(Data entries)
--- Begin ---

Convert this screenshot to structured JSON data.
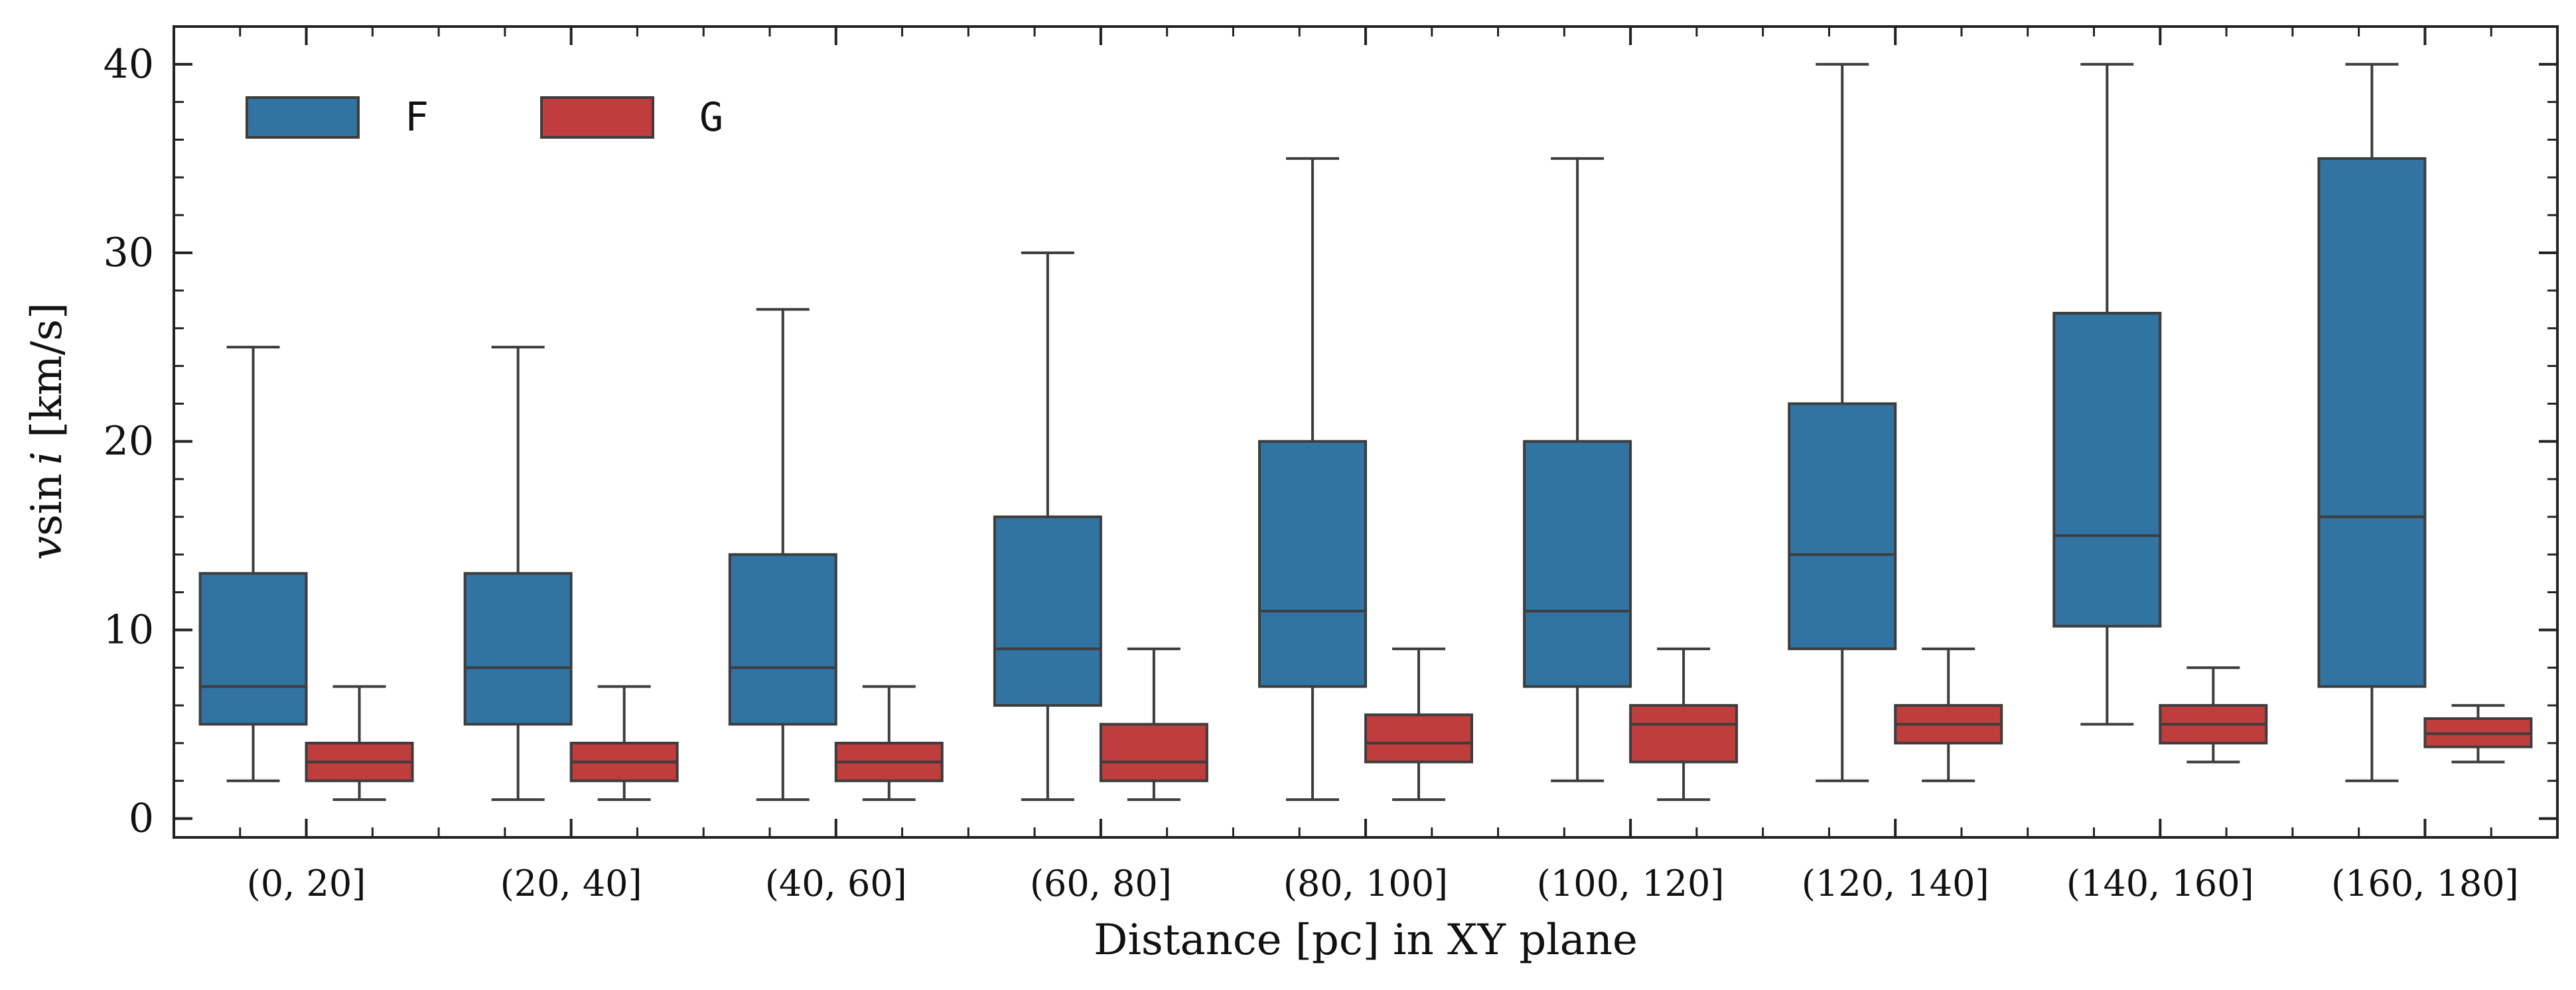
{
  "chart_data": {
    "type": "box",
    "xlabel": "Distance [pc] in XY plane",
    "ylabel_parts": [
      "v",
      "sin",
      "i",
      " [km/s]"
    ],
    "ylim": [
      -1,
      42
    ],
    "yticks": [
      0,
      10,
      20,
      30,
      40
    ],
    "grid": false,
    "legend_position": "top-left",
    "categories": [
      "(0, 20]",
      "(20, 40]",
      "(40, 60]",
      "(60, 80]",
      "(80, 100]",
      "(100, 120]",
      "(120, 140]",
      "(140, 160]",
      "(160, 180]"
    ],
    "series": [
      {
        "name": "F",
        "color": "#3274a1",
        "boxes": [
          {
            "min": 2,
            "q1": 5,
            "median": 7,
            "q3": 13,
            "max": 25
          },
          {
            "min": 1,
            "q1": 5,
            "median": 8,
            "q3": 13,
            "max": 25
          },
          {
            "min": 1,
            "q1": 5,
            "median": 8,
            "q3": 14,
            "max": 27
          },
          {
            "min": 1,
            "q1": 6,
            "median": 9,
            "q3": 16,
            "max": 30
          },
          {
            "min": 1,
            "q1": 7,
            "median": 11,
            "q3": 20,
            "max": 35
          },
          {
            "min": 2,
            "q1": 7,
            "median": 11,
            "q3": 20,
            "max": 35
          },
          {
            "min": 2,
            "q1": 9,
            "median": 14,
            "q3": 22,
            "max": 40
          },
          {
            "min": 5,
            "q1": 10.2,
            "median": 15,
            "q3": 26.8,
            "max": 40
          },
          {
            "min": 2,
            "q1": 7,
            "median": 16,
            "q3": 35,
            "max": 40
          }
        ]
      },
      {
        "name": "G",
        "color": "#c03d3e",
        "boxes": [
          {
            "min": 1,
            "q1": 2,
            "median": 3,
            "q3": 4,
            "max": 7
          },
          {
            "min": 1,
            "q1": 2,
            "median": 3,
            "q3": 4,
            "max": 7
          },
          {
            "min": 1,
            "q1": 2,
            "median": 3,
            "q3": 4,
            "max": 7
          },
          {
            "min": 1,
            "q1": 2,
            "median": 3,
            "q3": 5,
            "max": 9
          },
          {
            "min": 1,
            "q1": 3,
            "median": 4,
            "q3": 5.5,
            "max": 9
          },
          {
            "min": 1,
            "q1": 3,
            "median": 5,
            "q3": 6,
            "max": 9
          },
          {
            "min": 2,
            "q1": 4,
            "median": 5,
            "q3": 6,
            "max": 9
          },
          {
            "min": 3,
            "q1": 4,
            "median": 5,
            "q3": 6,
            "max": 8
          },
          {
            "min": 3,
            "q1": 3.8,
            "median": 4.5,
            "q3": 5.3,
            "max": 6
          }
        ]
      }
    ]
  }
}
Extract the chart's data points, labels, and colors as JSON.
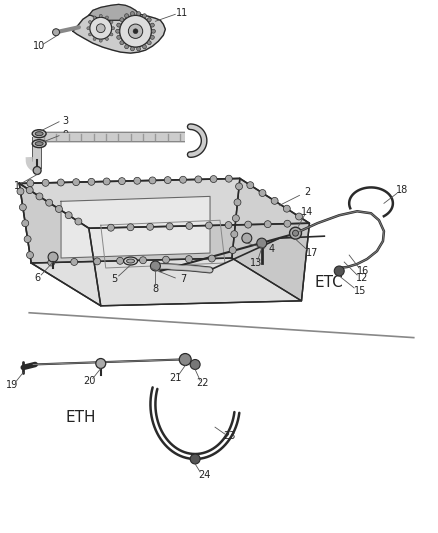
{
  "bg_color": "#ffffff",
  "lc": "#2a2a2a",
  "figsize": [
    4.38,
    5.33
  ],
  "dpi": 100
}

--- End ---

▶ [What is asked]: Locate the line containing "Extract the chart's" in the records above, then output it and every line after it through the last, excluding pictures.

▶ [Reply]:
Extract the chart's data points, labels, and colors as JSON.
{
  "bg_color": "#ffffff",
  "lc": "#2a2a2a",
  "figsize": [
    4.38,
    5.33
  ],
  "dpi": 100
}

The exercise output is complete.